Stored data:

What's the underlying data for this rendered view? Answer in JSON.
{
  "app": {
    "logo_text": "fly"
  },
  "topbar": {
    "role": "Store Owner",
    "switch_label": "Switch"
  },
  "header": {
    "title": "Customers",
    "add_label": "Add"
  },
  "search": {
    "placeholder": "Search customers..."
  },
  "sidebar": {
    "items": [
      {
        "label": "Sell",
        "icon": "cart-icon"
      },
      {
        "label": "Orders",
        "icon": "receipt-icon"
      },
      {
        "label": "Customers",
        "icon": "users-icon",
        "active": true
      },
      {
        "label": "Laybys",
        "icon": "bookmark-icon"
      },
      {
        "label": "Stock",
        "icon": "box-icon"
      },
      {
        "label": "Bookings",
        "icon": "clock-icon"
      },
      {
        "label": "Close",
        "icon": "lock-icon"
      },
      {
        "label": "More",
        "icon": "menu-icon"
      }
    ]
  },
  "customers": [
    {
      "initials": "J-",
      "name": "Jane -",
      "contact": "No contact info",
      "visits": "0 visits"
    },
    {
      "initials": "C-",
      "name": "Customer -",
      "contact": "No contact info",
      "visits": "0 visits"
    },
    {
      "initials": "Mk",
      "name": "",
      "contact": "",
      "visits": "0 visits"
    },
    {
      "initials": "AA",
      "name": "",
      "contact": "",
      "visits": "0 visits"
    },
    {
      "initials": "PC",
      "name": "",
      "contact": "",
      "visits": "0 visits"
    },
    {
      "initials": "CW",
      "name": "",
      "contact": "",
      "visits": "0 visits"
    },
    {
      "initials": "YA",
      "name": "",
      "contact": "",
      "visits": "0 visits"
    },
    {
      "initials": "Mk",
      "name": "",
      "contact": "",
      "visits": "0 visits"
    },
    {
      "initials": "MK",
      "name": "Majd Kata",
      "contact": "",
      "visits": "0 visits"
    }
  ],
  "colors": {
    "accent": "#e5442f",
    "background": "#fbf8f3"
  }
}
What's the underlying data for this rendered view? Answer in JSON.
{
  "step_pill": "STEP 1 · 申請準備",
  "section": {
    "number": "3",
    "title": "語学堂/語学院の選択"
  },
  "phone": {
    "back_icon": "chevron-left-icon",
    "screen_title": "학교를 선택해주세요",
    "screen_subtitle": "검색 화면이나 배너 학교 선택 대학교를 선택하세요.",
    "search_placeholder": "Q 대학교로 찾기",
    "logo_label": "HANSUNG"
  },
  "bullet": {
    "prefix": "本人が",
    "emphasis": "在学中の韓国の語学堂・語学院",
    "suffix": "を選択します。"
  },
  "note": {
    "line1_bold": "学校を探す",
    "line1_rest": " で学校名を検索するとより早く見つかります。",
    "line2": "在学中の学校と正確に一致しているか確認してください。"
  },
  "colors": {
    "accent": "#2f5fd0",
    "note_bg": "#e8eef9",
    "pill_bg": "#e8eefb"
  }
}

- [WHAT TO DO]: Please output every record, keeping each line exact.

- [COMPLETE OUTPUT]:
What's the underlying data for this rendered view? Answer in JSON.
{
  "app": {
    "logo_text": "fly"
  },
  "topbar": {
    "role": "Store Owner",
    "switch_label": "Switch"
  },
  "header": {
    "title": "Customers",
    "add_label": "Add"
  },
  "search": {
    "placeholder": "Search customers..."
  },
  "sidebar": {
    "items": [
      {
        "label": "Sell",
        "icon": "cart-icon"
      },
      {
        "label": "Orders",
        "icon": "receipt-icon"
      },
      {
        "label": "Customers",
        "icon": "users-icon",
        "active": true
      },
      {
        "label": "Laybys",
        "icon": "bookmark-icon"
      },
      {
        "label": "Stock",
        "icon": "box-icon"
      },
      {
        "label": "Bookings",
        "icon": "clock-icon"
      },
      {
        "label": "Close",
        "icon": "lock-icon"
      },
      {
        "label": "More",
        "icon": "menu-icon"
      }
    ]
  },
  "customers": [
    {
      "initials": "J-",
      "name": "Jane -",
      "contact": "No contact info",
      "visits": "0 visits"
    },
    {
      "initials": "C-",
      "name": "Customer -",
      "contact": "No contact info",
      "visits": "0 visits"
    },
    {
      "initials": "Mk",
      "name": "",
      "contact": "",
      "visits": "0 visits"
    },
    {
      "initials": "AA",
      "name": "",
      "contact": "",
      "visits": "0 visits"
    },
    {
      "initials": "PC",
      "name": "",
      "contact": "",
      "visits": "0 visits"
    },
    {
      "initials": "CW",
      "name": "",
      "contact": "",
      "visits": "0 visits"
    },
    {
      "initials": "YA",
      "name": "",
      "contact": "",
      "visits": "0 visits"
    },
    {
      "initials": "Mk",
      "name": "",
      "contact": "",
      "visits": "0 visits"
    },
    {
      "initials": "MK",
      "name": "Majd Kata",
      "contact": "",
      "visits": "0 visits"
    }
  ],
  "colors": {
    "accent": "#e5442f",
    "background": "#fbf8f3"
  }
}
What's the underlying data for this rendered view? Answer in JSON.
{
  "step_pill": "STEP 1 · 申請準備",
  "section": {
    "number": "3",
    "title": "語学堂/語学院の選択"
  },
  "phone": {
    "back_icon": "chevron-left-icon",
    "screen_title": "학교를 선택해주세요",
    "screen_subtitle": "검색 화면이나 배너 학교 선택 대학교를 선택하세요.",
    "search_placeholder": "Q 대학교로 찾기",
    "logo_label": "HANSUNG"
  },
  "bullet": {
    "prefix": "本人が",
    "emphasis": "在学中の韓国の語学堂・語学院",
    "suffix": "を選択します。"
  },
  "note": {
    "line1_bold": "学校を探す",
    "line1_rest": " で学校名を検索するとより早く見つかります。",
    "line2": "在学中の学校と正確に一致しているか確認してください。"
  },
  "colors": {
    "accent": "#2f5fd0",
    "note_bg": "#e8eef9",
    "pill_bg": "#e8eefb"
  }
}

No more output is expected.